→ **Given instruction**
Make an exact copy of the entries below.

→ **Stored dataset items**
_ _ _ _

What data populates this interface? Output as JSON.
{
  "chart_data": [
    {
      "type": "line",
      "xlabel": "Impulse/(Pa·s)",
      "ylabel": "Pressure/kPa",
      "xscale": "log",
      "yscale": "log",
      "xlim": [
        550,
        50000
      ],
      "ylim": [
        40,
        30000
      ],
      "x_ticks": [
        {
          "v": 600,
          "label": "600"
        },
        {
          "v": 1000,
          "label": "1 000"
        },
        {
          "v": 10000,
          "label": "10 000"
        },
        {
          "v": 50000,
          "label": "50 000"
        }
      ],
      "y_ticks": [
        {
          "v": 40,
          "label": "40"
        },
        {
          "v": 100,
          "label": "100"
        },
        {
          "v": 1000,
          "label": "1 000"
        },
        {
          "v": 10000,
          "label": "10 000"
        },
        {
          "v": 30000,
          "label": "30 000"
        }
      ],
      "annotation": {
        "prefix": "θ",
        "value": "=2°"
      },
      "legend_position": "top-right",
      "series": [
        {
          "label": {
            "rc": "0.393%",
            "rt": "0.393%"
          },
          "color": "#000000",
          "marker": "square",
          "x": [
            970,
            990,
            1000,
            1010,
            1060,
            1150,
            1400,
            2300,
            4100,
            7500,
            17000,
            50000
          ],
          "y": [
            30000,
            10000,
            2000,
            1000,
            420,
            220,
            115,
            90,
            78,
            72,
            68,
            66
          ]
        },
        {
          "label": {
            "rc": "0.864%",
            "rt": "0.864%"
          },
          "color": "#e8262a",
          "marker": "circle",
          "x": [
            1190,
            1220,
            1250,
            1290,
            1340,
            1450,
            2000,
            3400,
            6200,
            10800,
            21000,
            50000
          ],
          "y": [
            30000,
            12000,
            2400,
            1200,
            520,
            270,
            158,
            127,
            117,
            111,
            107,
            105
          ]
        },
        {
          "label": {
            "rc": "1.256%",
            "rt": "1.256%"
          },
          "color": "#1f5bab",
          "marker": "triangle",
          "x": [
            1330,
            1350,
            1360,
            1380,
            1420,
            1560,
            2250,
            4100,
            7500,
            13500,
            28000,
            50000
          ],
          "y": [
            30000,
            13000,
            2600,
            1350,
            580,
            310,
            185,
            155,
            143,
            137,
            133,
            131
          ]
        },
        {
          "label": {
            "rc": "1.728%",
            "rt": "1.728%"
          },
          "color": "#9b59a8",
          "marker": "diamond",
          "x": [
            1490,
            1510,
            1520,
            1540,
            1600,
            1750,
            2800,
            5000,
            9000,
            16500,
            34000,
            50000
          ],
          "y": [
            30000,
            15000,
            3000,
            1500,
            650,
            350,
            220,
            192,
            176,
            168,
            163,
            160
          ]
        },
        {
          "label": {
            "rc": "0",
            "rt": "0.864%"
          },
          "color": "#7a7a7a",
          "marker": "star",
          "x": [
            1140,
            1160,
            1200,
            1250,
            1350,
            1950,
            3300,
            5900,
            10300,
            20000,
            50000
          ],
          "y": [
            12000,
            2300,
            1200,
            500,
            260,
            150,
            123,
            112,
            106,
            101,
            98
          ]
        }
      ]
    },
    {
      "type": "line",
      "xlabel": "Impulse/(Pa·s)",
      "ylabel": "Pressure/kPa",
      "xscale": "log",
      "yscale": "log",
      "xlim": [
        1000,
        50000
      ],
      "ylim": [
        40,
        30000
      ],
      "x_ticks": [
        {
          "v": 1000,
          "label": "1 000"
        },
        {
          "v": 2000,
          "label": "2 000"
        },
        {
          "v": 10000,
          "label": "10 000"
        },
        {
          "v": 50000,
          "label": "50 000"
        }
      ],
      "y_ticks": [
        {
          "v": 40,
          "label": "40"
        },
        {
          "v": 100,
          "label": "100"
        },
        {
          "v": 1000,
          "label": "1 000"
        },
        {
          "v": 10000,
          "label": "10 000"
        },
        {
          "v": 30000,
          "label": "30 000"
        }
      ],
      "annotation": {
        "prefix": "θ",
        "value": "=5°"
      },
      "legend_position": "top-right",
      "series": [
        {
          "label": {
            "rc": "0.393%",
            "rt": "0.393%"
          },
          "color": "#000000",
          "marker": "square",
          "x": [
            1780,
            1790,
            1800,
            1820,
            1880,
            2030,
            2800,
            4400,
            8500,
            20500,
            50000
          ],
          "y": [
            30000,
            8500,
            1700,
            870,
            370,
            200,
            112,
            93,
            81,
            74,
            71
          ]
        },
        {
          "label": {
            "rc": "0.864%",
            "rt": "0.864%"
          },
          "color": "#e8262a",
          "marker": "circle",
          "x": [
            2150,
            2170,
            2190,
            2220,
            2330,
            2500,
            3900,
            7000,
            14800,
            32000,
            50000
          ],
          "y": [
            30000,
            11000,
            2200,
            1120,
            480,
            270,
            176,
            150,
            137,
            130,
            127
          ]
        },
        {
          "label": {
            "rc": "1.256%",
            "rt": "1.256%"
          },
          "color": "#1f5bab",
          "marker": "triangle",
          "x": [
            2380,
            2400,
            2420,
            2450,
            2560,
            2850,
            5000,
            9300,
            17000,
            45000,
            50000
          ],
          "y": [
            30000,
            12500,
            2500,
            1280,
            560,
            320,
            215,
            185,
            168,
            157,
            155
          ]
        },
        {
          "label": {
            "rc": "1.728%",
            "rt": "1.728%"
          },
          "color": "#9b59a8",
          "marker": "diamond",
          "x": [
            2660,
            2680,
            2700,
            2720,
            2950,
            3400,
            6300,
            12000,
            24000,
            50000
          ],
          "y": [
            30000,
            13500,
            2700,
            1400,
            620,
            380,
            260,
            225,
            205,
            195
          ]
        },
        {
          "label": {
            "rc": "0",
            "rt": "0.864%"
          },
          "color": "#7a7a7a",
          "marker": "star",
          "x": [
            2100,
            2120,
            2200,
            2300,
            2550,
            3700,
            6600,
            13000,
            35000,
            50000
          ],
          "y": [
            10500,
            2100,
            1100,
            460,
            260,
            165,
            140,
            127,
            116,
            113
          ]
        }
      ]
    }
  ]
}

_ _ _ _

→ **Task result**
What data populates this interface? Output as JSON.
{
  "chart_data": [
    {
      "type": "line",
      "xlabel": "Impulse/(Pa·s)",
      "ylabel": "Pressure/kPa",
      "xscale": "log",
      "yscale": "log",
      "xlim": [
        550,
        50000
      ],
      "ylim": [
        40,
        30000
      ],
      "x_ticks": [
        {
          "v": 600,
          "label": "600"
        },
        {
          "v": 1000,
          "label": "1 000"
        },
        {
          "v": 10000,
          "label": "10 000"
        },
        {
          "v": 50000,
          "label": "50 000"
        }
      ],
      "y_ticks": [
        {
          "v": 40,
          "label": "40"
        },
        {
          "v": 100,
          "label": "100"
        },
        {
          "v": 1000,
          "label": "1 000"
        },
        {
          "v": 10000,
          "label": "10 000"
        },
        {
          "v": 30000,
          "label": "30 000"
        }
      ],
      "annotation": {
        "prefix": "θ",
        "value": "=2°"
      },
      "legend_position": "top-right",
      "series": [
        {
          "label": {
            "rc": "0.393%",
            "rt": "0.393%"
          },
          "color": "#000000",
          "marker": "square",
          "x": [
            970,
            990,
            1000,
            1010,
            1060,
            1150,
            1400,
            2300,
            4100,
            7500,
            17000,
            50000
          ],
          "y": [
            30000,
            10000,
            2000,
            1000,
            420,
            220,
            115,
            90,
            78,
            72,
            68,
            66
          ]
        },
        {
          "label": {
            "rc": "0.864%",
            "rt": "0.864%"
          },
          "color": "#e8262a",
          "marker": "circle",
          "x": [
            1190,
            1220,
            1250,
            1290,
            1340,
            1450,
            2000,
            3400,
            6200,
            10800,
            21000,
            50000
          ],
          "y": [
            30000,
            12000,
            2400,
            1200,
            520,
            270,
            158,
            127,
            117,
            111,
            107,
            105
          ]
        },
        {
          "label": {
            "rc": "1.256%",
            "rt": "1.256%"
          },
          "color": "#1f5bab",
          "marker": "triangle",
          "x": [
            1330,
            1350,
            1360,
            1380,
            1420,
            1560,
            2250,
            4100,
            7500,
            13500,
            28000,
            50000
          ],
          "y": [
            30000,
            13000,
            2600,
            1350,
            580,
            310,
            185,
            155,
            143,
            137,
            133,
            131
          ]
        },
        {
          "label": {
            "rc": "1.728%",
            "rt": "1.728%"
          },
          "color": "#9b59a8",
          "marker": "diamond",
          "x": [
            1490,
            1510,
            1520,
            1540,
            1600,
            1750,
            2800,
            5000,
            9000,
            16500,
            34000,
            50000
          ],
          "y": [
            30000,
            15000,
            3000,
            1500,
            650,
            350,
            220,
            192,
            176,
            168,
            163,
            160
          ]
        },
        {
          "label": {
            "rc": "0",
            "rt": "0.864%"
          },
          "color": "#7a7a7a",
          "marker": "star",
          "x": [
            1140,
            1160,
            1200,
            1250,
            1350,
            1950,
            3300,
            5900,
            10300,
            20000,
            50000
          ],
          "y": [
            12000,
            2300,
            1200,
            500,
            260,
            150,
            123,
            112,
            106,
            101,
            98
          ]
        }
      ]
    },
    {
      "type": "line",
      "xlabel": "Impulse/(Pa·s)",
      "ylabel": "Pressure/kPa",
      "xscale": "log",
      "yscale": "log",
      "xlim": [
        1000,
        50000
      ],
      "ylim": [
        40,
        30000
      ],
      "x_ticks": [
        {
          "v": 1000,
          "label": "1 000"
        },
        {
          "v": 2000,
          "label": "2 000"
        },
        {
          "v": 10000,
          "label": "10 000"
        },
        {
          "v": 50000,
          "label": "50 000"
        }
      ],
      "y_ticks": [
        {
          "v": 40,
          "label": "40"
        },
        {
          "v": 100,
          "label": "100"
        },
        {
          "v": 1000,
          "label": "1 000"
        },
        {
          "v": 10000,
          "label": "10 000"
        },
        {
          "v": 30000,
          "label": "30 000"
        }
      ],
      "annotation": {
        "prefix": "θ",
        "value": "=5°"
      },
      "legend_position": "top-right",
      "series": [
        {
          "label": {
            "rc": "0.393%",
            "rt": "0.393%"
          },
          "color": "#000000",
          "marker": "square",
          "x": [
            1780,
            1790,
            1800,
            1820,
            1880,
            2030,
            2800,
            4400,
            8500,
            20500,
            50000
          ],
          "y": [
            30000,
            8500,
            1700,
            870,
            370,
            200,
            112,
            93,
            81,
            74,
            71
          ]
        },
        {
          "label": {
            "rc": "0.864%",
            "rt": "0.864%"
          },
          "color": "#e8262a",
          "marker": "circle",
          "x": [
            2150,
            2170,
            2190,
            2220,
            2330,
            2500,
            3900,
            7000,
            14800,
            32000,
            50000
          ],
          "y": [
            30000,
            11000,
            2200,
            1120,
            480,
            270,
            176,
            150,
            137,
            130,
            127
          ]
        },
        {
          "label": {
            "rc": "1.256%",
            "rt": "1.256%"
          },
          "color": "#1f5bab",
          "marker": "triangle",
          "x": [
            2380,
            2400,
            2420,
            2450,
            2560,
            2850,
            5000,
            9300,
            17000,
            45000,
            50000
          ],
          "y": [
            30000,
            12500,
            2500,
            1280,
            560,
            320,
            215,
            185,
            168,
            157,
            155
          ]
        },
        {
          "label": {
            "rc": "1.728%",
            "rt": "1.728%"
          },
          "color": "#9b59a8",
          "marker": "diamond",
          "x": [
            2660,
            2680,
            2700,
            2720,
            2950,
            3400,
            6300,
            12000,
            24000,
            50000
          ],
          "y": [
            30000,
            13500,
            2700,
            1400,
            620,
            380,
            260,
            225,
            205,
            195
          ]
        },
        {
          "label": {
            "rc": "0",
            "rt": "0.864%"
          },
          "color": "#7a7a7a",
          "marker": "star",
          "x": [
            2100,
            2120,
            2200,
            2300,
            2550,
            3700,
            6600,
            13000,
            35000,
            50000
          ],
          "y": [
            10500,
            2100,
            1100,
            460,
            260,
            165,
            140,
            127,
            116,
            113
          ]
        }
      ]
    }
  ]
}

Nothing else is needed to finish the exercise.